> _WHAT IS EXPECTED_
Transcribe the records that follow, keeping every word as it stands.

■ ■ ■

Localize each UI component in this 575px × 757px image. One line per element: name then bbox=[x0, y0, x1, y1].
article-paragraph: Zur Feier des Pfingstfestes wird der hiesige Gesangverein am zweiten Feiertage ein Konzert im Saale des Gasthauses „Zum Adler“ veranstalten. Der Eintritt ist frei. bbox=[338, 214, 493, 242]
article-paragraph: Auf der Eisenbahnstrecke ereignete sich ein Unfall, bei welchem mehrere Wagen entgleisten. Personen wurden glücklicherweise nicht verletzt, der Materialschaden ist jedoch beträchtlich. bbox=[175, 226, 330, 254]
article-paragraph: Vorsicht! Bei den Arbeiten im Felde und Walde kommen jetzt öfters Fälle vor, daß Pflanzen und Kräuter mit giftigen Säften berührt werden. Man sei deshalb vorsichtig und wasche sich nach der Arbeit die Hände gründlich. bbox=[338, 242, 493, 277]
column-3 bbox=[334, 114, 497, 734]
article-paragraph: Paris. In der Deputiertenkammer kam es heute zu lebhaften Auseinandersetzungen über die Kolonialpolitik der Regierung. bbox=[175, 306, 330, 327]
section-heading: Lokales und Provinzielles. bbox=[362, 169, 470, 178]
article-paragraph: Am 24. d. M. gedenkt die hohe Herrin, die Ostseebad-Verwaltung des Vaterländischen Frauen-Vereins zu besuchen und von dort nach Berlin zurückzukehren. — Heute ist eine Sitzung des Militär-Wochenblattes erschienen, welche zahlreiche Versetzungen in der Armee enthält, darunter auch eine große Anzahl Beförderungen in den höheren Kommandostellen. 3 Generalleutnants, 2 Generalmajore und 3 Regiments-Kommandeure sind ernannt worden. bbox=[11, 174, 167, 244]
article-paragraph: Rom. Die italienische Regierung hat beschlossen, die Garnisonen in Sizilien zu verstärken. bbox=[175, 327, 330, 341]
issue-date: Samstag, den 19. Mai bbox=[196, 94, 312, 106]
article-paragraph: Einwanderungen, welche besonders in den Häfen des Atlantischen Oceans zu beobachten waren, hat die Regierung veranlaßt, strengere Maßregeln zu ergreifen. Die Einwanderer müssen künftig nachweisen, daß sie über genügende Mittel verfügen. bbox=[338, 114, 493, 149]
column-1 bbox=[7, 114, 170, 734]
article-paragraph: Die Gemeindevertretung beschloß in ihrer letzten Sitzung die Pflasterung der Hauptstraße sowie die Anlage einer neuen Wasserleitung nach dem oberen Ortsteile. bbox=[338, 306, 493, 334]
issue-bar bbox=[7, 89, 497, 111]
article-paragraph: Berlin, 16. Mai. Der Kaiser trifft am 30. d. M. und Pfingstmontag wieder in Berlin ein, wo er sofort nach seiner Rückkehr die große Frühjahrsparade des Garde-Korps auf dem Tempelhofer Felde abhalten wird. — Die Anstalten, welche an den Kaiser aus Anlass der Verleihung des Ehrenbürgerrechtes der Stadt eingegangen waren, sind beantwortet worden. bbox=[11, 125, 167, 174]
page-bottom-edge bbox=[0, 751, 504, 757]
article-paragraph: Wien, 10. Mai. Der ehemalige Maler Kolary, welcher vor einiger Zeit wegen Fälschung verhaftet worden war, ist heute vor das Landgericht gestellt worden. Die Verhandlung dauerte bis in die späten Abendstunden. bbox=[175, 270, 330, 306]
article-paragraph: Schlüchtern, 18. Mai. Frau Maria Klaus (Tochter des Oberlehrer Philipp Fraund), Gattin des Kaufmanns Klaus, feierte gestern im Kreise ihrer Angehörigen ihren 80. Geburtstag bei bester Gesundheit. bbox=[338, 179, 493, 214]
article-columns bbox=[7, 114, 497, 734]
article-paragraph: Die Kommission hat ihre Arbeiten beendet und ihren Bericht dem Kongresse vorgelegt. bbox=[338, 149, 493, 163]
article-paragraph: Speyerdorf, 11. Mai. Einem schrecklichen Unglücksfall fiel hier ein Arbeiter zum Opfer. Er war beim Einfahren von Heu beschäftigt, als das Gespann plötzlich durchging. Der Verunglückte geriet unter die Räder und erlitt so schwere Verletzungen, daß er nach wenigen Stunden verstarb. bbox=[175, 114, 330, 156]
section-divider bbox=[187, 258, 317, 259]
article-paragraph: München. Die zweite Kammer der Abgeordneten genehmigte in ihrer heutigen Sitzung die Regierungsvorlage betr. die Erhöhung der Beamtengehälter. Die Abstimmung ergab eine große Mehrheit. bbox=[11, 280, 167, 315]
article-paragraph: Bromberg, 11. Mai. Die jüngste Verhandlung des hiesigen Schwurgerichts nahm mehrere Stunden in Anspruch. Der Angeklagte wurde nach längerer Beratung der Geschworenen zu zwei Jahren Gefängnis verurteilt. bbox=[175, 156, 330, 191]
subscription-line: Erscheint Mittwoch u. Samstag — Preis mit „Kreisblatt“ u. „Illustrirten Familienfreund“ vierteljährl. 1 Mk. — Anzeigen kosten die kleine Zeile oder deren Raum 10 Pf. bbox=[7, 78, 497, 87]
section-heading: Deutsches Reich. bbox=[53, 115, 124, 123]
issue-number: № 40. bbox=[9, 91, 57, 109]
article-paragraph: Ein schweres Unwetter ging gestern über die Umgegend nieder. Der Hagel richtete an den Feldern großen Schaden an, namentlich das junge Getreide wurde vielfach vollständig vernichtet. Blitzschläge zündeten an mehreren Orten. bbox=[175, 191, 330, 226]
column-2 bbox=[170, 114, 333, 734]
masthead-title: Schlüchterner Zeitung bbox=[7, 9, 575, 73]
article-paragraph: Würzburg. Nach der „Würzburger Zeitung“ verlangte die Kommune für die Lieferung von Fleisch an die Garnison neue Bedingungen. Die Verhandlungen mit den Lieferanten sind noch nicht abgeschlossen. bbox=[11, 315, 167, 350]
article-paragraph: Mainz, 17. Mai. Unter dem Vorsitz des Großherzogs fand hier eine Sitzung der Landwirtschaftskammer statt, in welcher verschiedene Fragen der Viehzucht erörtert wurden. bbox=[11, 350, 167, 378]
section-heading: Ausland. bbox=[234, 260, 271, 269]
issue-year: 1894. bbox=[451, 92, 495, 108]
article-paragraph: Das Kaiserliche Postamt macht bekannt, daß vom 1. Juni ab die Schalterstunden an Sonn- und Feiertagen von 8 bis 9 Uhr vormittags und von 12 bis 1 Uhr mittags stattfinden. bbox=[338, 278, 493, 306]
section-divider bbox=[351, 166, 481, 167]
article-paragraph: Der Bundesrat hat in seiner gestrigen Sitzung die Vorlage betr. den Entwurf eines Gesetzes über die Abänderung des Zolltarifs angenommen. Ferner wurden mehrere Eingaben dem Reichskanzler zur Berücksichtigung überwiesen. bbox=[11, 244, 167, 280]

■ ■ ■

> _EXERCISE OUTPUT_
Localize each UI component in this 575px × 757px image. One line per element: name then bbox=[x0, y0, x1, y1].
article-paragraph: Zur Feier des Pfingstfestes wird der hiesige Gesangverein am zweiten Feiertage ein Konzert im Saale des Gasthauses „Zum Adler“ veranstalten. Der Eintritt ist frei. bbox=[338, 214, 493, 242]
article-paragraph: Auf der Eisenbahnstrecke ereignete sich ein Unfall, bei welchem mehrere Wagen entgleisten. Personen wurden glücklicherweise nicht verletzt, der Materialschaden ist jedoch beträchtlich. bbox=[175, 226, 330, 254]
article-paragraph: Vorsicht! Bei den Arbeiten im Felde und Walde kommen jetzt öfters Fälle vor, daß Pflanzen und Kräuter mit giftigen Säften berührt werden. Man sei deshalb vorsichtig und wasche sich nach der Arbeit die Hände gründlich. bbox=[338, 242, 493, 277]
column-3 bbox=[334, 114, 497, 734]
article-paragraph: Paris. In der Deputiertenkammer kam es heute zu lebhaften Auseinandersetzungen über die Kolonialpolitik der Regierung. bbox=[175, 306, 330, 327]
section-heading: Lokales und Provinzielles. bbox=[362, 169, 470, 178]
article-paragraph: Am 24. d. M. gedenkt die hohe Herrin, die Ostseebad-Verwaltung des Vaterländischen Frauen-Vereins zu besuchen und von dort nach Berlin zurückzukehren. — Heute ist eine Sitzung des Militär-Wochenblattes erschienen, welche zahlreiche Versetzungen in der Armee enthält, darunter auch eine große Anzahl Beförderungen in den höheren Kommandostellen. 3 Generalleutnants, 2 Generalmajore und 3 Regiments-Kommandeure sind ernannt worden. bbox=[11, 174, 167, 244]
article-paragraph: Rom. Die italienische Regierung hat beschlossen, die Garnisonen in Sizilien zu verstärken. bbox=[175, 327, 330, 341]
issue-date: Samstag, den 19. Mai bbox=[196, 94, 312, 106]
article-paragraph: Einwanderungen, welche besonders in den Häfen des Atlantischen Oceans zu beobachten waren, hat die Regierung veranlaßt, strengere Maßregeln zu ergreifen. Die Einwanderer müssen künftig nachweisen, daß sie über genügende Mittel verfügen. bbox=[338, 114, 493, 149]
column-1 bbox=[7, 114, 170, 734]
article-paragraph: Die Gemeindevertretung beschloß in ihrer letzten Sitzung die Pflasterung der Hauptstraße sowie die Anlage einer neuen Wasserleitung nach dem oberen Ortsteile. bbox=[338, 306, 493, 334]
issue-bar bbox=[7, 89, 497, 111]
article-paragraph: Berlin, 16. Mai. Der Kaiser trifft am 30. d. M. und Pfingstmontag wieder in Berlin ein, wo er sofort nach seiner Rückkehr die große Frühjahrsparade des Garde-Korps auf dem Tempelhofer Felde abhalten wird. — Die Anstalten, welche an den Kaiser aus Anlass der Verleihung des Ehrenbürgerrechtes der Stadt eingegangen waren, sind beantwortet worden. bbox=[11, 125, 167, 174]
page-bottom-edge bbox=[0, 751, 504, 757]
article-paragraph: Wien, 10. Mai. Der ehemalige Maler Kolary, welcher vor einiger Zeit wegen Fälschung verhaftet worden war, ist heute vor das Landgericht gestellt worden. Die Verhandlung dauerte bis in die späten Abendstunden. bbox=[175, 270, 330, 306]
article-paragraph: Schlüchtern, 18. Mai. Frau Maria Klaus (Tochter des Oberlehrer Philipp Fraund), Gattin des Kaufmanns Klaus, feierte gestern im Kreise ihrer Angehörigen ihren 80. Geburtstag bei bester Gesundheit. bbox=[338, 179, 493, 214]
article-columns bbox=[7, 114, 497, 734]
article-paragraph: Die Kommission hat ihre Arbeiten beendet und ihren Bericht dem Kongresse vorgelegt. bbox=[338, 149, 493, 163]
article-paragraph: Speyerdorf, 11. Mai. Einem schrecklichen Unglücksfall fiel hier ein Arbeiter zum Opfer. Er war beim Einfahren von Heu beschäftigt, als das Gespann plötzlich durchging. Der Verunglückte geriet unter die Räder und erlitt so schwere Verletzungen, daß er nach wenigen Stunden verstarb. bbox=[175, 114, 330, 156]
section-divider bbox=[187, 258, 317, 259]
article-paragraph: München. Die zweite Kammer der Abgeordneten genehmigte in ihrer heutigen Sitzung die Regierungsvorlage betr. die Erhöhung der Beamtengehälter. Die Abstimmung ergab eine große Mehrheit. bbox=[11, 280, 167, 315]
article-paragraph: Bromberg, 11. Mai. Die jüngste Verhandlung des hiesigen Schwurgerichts nahm mehrere Stunden in Anspruch. Der Angeklagte wurde nach längerer Beratung der Geschworenen zu zwei Jahren Gefängnis verurteilt. bbox=[175, 156, 330, 191]
subscription-line: Erscheint Mittwoch u. Samstag — Preis mit „Kreisblatt“ u. „Illustrirten Familienfreund“ vierteljährl. 1 Mk. — Anzeigen kosten die kleine Zeile oder deren Raum 10 Pf. bbox=[7, 78, 497, 87]
section-heading: Deutsches Reich. bbox=[53, 115, 124, 123]
issue-number: № 40. bbox=[9, 91, 57, 109]
article-paragraph: Ein schweres Unwetter ging gestern über die Umgegend nieder. Der Hagel richtete an den Feldern großen Schaden an, namentlich das junge Getreide wurde vielfach vollständig vernichtet. Blitzschläge zündeten an mehreren Orten. bbox=[175, 191, 330, 226]
column-2 bbox=[170, 114, 333, 734]
masthead-title: Schlüchterner Zeitung bbox=[7, 9, 575, 73]
article-paragraph: Würzburg. Nach der „Würzburger Zeitung“ verlangte die Kommune für die Lieferung von Fleisch an die Garnison neue Bedingungen. Die Verhandlungen mit den Lieferanten sind noch nicht abgeschlossen. bbox=[11, 315, 167, 350]
article-paragraph: Mainz, 17. Mai. Unter dem Vorsitz des Großherzogs fand hier eine Sitzung der Landwirtschaftskammer statt, in welcher verschiedene Fragen der Viehzucht erörtert wurden. bbox=[11, 350, 167, 378]
section-heading: Ausland. bbox=[234, 260, 271, 269]
issue-year: 1894. bbox=[451, 92, 495, 108]
article-paragraph: Das Kaiserliche Postamt macht bekannt, daß vom 1. Juni ab die Schalterstunden an Sonn- und Feiertagen von 8 bis 9 Uhr vormittags und von 12 bis 1 Uhr mittags stattfinden. bbox=[338, 278, 493, 306]
section-divider bbox=[351, 166, 481, 167]
article-paragraph: Der Bundesrat hat in seiner gestrigen Sitzung die Vorlage betr. den Entwurf eines Gesetzes über die Abänderung des Zolltarifs angenommen. Ferner wurden mehrere Eingaben dem Reichskanzler zur Berücksichtigung überwiesen. bbox=[11, 244, 167, 280]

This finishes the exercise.